| Records for the exercise |
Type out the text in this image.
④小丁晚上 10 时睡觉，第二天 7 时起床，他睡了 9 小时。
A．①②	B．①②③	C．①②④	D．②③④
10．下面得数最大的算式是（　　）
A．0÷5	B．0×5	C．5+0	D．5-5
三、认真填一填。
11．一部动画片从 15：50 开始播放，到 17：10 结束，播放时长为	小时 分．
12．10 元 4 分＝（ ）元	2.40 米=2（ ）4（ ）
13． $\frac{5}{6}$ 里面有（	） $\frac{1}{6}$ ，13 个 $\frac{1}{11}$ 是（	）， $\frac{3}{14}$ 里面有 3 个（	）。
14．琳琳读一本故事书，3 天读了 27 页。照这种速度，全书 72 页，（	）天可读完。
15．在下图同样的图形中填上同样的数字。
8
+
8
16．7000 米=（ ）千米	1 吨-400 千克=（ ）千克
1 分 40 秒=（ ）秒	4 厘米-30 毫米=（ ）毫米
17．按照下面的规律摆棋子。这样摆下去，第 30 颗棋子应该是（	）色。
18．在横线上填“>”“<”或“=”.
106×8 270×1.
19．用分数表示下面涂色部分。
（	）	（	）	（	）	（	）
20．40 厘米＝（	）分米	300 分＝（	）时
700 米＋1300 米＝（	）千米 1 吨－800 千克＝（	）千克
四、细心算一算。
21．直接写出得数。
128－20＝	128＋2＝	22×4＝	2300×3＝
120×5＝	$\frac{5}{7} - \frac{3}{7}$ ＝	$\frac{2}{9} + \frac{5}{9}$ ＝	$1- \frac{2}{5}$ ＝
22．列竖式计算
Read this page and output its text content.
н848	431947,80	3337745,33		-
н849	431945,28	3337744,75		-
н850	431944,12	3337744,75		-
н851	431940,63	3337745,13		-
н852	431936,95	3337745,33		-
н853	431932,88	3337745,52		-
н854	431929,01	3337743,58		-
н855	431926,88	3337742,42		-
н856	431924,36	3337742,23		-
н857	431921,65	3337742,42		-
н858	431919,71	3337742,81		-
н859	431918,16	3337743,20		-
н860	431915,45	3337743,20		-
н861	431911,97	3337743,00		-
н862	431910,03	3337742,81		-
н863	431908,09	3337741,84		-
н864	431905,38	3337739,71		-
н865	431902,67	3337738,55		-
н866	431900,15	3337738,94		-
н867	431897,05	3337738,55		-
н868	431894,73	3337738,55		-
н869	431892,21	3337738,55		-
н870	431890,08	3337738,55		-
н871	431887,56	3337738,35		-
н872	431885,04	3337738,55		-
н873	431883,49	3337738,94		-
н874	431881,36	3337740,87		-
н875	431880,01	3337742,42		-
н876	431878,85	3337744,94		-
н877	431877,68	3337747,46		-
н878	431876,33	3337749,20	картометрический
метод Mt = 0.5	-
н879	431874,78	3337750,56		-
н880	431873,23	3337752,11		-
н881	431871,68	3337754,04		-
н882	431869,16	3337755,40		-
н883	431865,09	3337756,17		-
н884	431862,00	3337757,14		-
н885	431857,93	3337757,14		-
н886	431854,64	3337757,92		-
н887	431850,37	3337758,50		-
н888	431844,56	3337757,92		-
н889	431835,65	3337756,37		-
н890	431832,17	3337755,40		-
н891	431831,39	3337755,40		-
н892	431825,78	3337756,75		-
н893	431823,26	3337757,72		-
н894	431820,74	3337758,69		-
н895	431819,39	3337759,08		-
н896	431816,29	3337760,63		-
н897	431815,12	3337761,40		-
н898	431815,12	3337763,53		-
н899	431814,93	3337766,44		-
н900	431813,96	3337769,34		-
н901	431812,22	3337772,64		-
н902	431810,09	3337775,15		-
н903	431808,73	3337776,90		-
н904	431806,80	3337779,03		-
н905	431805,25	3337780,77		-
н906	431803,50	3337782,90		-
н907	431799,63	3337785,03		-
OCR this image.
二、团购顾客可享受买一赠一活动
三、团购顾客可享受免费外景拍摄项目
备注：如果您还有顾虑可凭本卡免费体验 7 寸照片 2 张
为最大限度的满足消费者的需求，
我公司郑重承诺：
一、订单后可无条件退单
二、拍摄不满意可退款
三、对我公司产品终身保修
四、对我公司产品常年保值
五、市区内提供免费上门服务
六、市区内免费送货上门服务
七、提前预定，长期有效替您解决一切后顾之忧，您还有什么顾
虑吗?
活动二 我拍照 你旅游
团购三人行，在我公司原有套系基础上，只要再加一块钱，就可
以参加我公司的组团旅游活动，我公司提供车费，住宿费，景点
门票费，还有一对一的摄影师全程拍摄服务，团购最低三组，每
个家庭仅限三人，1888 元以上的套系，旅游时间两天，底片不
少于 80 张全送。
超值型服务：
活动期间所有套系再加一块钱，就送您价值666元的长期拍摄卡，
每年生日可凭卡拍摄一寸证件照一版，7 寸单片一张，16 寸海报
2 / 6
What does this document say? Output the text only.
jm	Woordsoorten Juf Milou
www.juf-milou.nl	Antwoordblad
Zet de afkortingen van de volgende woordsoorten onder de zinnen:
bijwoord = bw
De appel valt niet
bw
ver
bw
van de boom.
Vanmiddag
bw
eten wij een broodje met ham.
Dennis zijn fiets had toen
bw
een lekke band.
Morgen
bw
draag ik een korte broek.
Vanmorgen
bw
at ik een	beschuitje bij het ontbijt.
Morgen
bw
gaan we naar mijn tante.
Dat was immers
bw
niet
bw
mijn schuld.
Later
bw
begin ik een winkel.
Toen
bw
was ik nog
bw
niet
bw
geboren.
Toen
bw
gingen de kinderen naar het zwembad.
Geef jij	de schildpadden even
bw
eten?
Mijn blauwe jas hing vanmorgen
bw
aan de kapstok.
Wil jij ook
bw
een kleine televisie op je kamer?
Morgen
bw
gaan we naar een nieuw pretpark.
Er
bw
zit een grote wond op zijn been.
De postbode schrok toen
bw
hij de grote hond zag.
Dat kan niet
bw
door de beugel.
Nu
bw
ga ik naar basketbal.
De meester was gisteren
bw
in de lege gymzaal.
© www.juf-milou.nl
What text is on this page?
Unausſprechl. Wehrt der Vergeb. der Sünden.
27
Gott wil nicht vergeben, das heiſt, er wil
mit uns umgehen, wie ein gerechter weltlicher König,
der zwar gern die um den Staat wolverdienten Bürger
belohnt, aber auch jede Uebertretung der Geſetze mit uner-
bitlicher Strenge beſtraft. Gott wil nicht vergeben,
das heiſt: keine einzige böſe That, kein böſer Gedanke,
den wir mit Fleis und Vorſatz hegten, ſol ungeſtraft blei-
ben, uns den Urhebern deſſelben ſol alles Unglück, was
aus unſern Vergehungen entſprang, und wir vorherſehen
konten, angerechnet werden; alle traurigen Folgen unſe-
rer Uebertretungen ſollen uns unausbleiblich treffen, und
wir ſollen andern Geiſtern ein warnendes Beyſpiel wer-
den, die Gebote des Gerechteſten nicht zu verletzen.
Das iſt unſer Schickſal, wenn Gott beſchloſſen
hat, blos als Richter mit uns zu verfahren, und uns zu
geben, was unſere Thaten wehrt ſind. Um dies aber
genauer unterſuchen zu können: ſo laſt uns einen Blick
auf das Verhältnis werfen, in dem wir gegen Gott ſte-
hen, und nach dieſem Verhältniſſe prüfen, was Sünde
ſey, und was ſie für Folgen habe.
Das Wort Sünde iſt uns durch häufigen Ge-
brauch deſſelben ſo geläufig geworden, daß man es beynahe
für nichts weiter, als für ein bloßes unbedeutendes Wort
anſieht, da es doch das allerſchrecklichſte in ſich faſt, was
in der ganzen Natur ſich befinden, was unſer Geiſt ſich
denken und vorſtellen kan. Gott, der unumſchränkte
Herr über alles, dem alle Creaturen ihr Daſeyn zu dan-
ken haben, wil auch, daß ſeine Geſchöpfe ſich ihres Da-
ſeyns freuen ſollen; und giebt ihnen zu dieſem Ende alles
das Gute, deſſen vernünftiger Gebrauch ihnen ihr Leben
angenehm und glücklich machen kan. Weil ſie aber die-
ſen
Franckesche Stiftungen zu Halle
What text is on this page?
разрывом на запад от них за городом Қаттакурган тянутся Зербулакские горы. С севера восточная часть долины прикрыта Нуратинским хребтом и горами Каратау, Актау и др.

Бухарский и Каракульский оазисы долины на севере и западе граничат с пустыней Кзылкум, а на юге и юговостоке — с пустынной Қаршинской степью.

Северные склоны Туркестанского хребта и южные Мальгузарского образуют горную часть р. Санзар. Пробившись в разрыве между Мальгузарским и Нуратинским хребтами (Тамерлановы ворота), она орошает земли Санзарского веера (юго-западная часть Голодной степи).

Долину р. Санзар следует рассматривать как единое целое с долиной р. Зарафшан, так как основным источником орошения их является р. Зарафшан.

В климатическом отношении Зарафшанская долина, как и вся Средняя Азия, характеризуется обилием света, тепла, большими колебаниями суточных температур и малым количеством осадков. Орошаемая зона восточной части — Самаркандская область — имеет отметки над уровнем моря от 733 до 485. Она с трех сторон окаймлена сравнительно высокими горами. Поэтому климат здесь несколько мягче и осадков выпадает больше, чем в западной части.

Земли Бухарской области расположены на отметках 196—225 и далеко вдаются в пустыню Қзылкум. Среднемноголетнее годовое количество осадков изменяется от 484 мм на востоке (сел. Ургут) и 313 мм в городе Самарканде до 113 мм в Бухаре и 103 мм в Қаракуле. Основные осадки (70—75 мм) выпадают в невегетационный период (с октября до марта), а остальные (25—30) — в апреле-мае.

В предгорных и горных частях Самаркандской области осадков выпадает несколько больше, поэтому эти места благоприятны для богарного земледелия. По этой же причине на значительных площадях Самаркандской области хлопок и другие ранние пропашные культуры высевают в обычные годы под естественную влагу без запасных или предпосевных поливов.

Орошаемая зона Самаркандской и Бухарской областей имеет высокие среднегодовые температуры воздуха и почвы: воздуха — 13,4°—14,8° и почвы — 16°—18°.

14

| Work to complete |
From the listing above, return each line with the word "ſich".

| Result |
anſieht, da es doch das allerſchrecklichſte in ſich faſt, was
in der ganzen Natur ſich befinden, was unſer Geiſt ſich
ken haben, wil auch, daß ſeine Geſchöpfe ſich ihres Da-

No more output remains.